### [Provided entries]
___

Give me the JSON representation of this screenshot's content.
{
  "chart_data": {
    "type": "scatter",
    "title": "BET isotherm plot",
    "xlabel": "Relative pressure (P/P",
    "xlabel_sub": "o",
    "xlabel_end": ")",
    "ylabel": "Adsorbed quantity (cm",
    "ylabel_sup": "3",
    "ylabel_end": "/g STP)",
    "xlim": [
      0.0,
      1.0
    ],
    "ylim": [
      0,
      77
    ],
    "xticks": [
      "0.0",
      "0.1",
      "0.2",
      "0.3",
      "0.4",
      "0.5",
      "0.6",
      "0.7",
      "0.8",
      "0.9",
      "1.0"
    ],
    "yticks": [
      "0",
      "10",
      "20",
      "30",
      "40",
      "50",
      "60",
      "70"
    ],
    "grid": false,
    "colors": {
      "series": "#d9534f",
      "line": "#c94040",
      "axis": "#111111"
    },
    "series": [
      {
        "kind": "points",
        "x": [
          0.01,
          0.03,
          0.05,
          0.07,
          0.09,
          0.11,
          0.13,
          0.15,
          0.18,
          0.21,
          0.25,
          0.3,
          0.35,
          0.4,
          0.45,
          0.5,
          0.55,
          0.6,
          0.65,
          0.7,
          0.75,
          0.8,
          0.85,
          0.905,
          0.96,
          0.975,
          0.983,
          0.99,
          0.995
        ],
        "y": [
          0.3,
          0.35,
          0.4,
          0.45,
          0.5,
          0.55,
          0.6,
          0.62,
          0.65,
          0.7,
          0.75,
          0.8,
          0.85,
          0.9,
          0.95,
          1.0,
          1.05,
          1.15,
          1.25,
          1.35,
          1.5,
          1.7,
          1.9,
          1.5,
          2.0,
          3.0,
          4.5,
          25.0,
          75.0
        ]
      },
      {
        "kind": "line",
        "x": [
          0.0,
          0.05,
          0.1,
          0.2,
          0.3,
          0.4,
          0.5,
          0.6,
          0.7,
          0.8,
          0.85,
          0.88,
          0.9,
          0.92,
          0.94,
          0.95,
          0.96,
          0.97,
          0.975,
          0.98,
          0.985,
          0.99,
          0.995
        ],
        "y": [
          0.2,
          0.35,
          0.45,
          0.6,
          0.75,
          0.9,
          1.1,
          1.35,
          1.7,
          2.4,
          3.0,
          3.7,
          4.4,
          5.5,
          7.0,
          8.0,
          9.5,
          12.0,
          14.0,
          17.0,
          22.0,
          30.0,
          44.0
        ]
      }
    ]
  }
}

___

### [Exercise instructions]
Take the entries above and transcribe them exactly.

### [Output for this task]
Give me the JSON representation of this screenshot's content.
{
  "chart_data": {
    "type": "scatter",
    "title": "BET isotherm plot",
    "xlabel": "Relative pressure (P/P",
    "xlabel_sub": "o",
    "xlabel_end": ")",
    "ylabel": "Adsorbed quantity (cm",
    "ylabel_sup": "3",
    "ylabel_end": "/g STP)",
    "xlim": [
      0.0,
      1.0
    ],
    "ylim": [
      0,
      77
    ],
    "xticks": [
      "0.0",
      "0.1",
      "0.2",
      "0.3",
      "0.4",
      "0.5",
      "0.6",
      "0.7",
      "0.8",
      "0.9",
      "1.0"
    ],
    "yticks": [
      "0",
      "10",
      "20",
      "30",
      "40",
      "50",
      "60",
      "70"
    ],
    "grid": false,
    "colors": {
      "series": "#d9534f",
      "line": "#c94040",
      "axis": "#111111"
    },
    "series": [
      {
        "kind": "points",
        "x": [
          0.01,
          0.03,
          0.05,
          0.07,
          0.09,
          0.11,
          0.13,
          0.15,
          0.18,
          0.21,
          0.25,
          0.3,
          0.35,
          0.4,
          0.45,
          0.5,
          0.55,
          0.6,
          0.65,
          0.7,
          0.75,
          0.8,
          0.85,
          0.905,
          0.96,
          0.975,
          0.983,
          0.99,
          0.995
        ],
        "y": [
          0.3,
          0.35,
          0.4,
          0.45,
          0.5,
          0.55,
          0.6,
          0.62,
          0.65,
          0.7,
          0.75,
          0.8,
          0.85,
          0.9,
          0.95,
          1.0,
          1.05,
          1.15,
          1.25,
          1.35,
          1.5,
          1.7,
          1.9,
          1.5,
          2.0,
          3.0,
          4.5,
          25.0,
          75.0
        ]
      },
      {
        "kind": "line",
        "x": [
          0.0,
          0.05,
          0.1,
          0.2,
          0.3,
          0.4,
          0.5,
          0.6,
          0.7,
          0.8,
          0.85,
          0.88,
          0.9,
          0.92,
          0.94,
          0.95,
          0.96,
          0.97,
          0.975,
          0.98,
          0.985,
          0.99,
          0.995
        ],
        "y": [
          0.2,
          0.35,
          0.45,
          0.6,
          0.75,
          0.9,
          1.1,
          1.35,
          1.7,
          2.4,
          3.0,
          3.7,
          4.4,
          5.5,
          7.0,
          8.0,
          9.5,
          12.0,
          14.0,
          17.0,
          22.0,
          30.0,
          44.0
        ]
      }
    ]
  }
}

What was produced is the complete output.